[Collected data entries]
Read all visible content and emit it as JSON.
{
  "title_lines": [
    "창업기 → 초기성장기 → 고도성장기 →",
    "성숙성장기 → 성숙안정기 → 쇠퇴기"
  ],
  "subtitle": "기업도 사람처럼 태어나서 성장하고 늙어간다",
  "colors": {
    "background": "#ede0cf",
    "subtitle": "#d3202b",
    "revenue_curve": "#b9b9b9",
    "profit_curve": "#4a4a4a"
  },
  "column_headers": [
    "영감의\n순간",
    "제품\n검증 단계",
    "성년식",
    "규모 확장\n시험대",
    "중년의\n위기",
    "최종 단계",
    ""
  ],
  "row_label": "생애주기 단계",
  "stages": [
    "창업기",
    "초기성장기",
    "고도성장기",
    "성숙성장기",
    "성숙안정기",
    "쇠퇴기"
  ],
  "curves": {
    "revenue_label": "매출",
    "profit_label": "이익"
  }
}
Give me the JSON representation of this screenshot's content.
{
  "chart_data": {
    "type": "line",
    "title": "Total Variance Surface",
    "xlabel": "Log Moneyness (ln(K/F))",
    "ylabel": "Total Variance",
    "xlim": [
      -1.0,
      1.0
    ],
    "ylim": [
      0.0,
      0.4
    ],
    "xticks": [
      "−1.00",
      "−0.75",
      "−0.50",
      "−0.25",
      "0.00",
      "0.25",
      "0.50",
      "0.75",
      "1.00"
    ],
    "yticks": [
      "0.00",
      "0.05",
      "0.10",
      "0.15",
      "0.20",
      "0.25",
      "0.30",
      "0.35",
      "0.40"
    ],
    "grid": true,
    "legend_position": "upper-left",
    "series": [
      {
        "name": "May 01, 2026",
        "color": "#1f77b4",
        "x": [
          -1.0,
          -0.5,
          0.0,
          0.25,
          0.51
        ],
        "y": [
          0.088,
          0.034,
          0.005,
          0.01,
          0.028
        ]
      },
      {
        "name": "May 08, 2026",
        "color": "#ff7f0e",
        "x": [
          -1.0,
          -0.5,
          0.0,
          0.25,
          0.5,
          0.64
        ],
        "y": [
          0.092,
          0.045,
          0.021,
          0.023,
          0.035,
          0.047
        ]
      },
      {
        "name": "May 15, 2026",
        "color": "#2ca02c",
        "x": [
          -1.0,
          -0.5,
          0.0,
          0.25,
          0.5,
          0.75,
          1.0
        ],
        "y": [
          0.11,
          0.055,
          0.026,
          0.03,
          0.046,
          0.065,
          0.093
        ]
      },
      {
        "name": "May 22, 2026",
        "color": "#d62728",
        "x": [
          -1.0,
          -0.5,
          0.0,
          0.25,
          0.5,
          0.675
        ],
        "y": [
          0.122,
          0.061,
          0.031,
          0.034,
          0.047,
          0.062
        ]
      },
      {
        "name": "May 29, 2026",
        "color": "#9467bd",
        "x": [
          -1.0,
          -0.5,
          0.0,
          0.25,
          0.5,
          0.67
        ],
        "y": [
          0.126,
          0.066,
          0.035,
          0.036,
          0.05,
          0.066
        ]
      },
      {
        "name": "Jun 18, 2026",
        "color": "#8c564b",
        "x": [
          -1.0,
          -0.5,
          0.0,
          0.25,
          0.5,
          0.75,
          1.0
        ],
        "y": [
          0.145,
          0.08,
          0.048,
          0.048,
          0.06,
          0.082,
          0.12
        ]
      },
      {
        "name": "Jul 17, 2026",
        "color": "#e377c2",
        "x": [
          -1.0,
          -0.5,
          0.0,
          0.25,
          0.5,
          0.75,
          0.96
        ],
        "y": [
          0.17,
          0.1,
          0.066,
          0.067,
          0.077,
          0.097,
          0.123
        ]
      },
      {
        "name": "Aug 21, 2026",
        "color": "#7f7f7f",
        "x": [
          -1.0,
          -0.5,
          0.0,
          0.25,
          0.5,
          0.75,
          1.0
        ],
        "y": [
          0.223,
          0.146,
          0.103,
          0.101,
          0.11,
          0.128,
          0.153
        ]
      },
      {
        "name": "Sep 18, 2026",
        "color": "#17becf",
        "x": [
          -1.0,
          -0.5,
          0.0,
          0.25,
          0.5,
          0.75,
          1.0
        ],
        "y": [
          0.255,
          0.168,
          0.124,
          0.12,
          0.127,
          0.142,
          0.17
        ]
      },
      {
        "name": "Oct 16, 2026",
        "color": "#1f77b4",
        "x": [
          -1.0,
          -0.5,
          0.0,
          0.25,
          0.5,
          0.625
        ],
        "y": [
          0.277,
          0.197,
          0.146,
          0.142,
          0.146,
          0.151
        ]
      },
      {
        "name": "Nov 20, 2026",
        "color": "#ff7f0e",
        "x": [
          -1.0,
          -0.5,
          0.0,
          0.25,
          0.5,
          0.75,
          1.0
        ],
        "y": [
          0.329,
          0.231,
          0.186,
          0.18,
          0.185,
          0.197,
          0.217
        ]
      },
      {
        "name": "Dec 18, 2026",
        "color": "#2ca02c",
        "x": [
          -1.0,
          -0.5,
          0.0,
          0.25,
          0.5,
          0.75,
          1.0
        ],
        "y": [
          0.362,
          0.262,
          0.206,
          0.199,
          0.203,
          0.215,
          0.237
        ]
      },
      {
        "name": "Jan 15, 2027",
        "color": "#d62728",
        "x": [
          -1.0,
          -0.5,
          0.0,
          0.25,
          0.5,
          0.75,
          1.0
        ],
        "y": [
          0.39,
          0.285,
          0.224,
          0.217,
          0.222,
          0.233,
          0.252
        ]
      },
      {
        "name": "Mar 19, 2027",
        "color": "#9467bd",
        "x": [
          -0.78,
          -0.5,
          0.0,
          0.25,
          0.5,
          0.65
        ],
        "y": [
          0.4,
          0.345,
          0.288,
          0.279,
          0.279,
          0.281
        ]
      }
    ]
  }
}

▶ WHAT IS BEING ASKED: Copy out every line of the material above that mentions the word "content".

▶ ANSWER TO THE TASK:
Read all visible content and emit it as JSON.
Give me the JSON representation of this screenshot's content.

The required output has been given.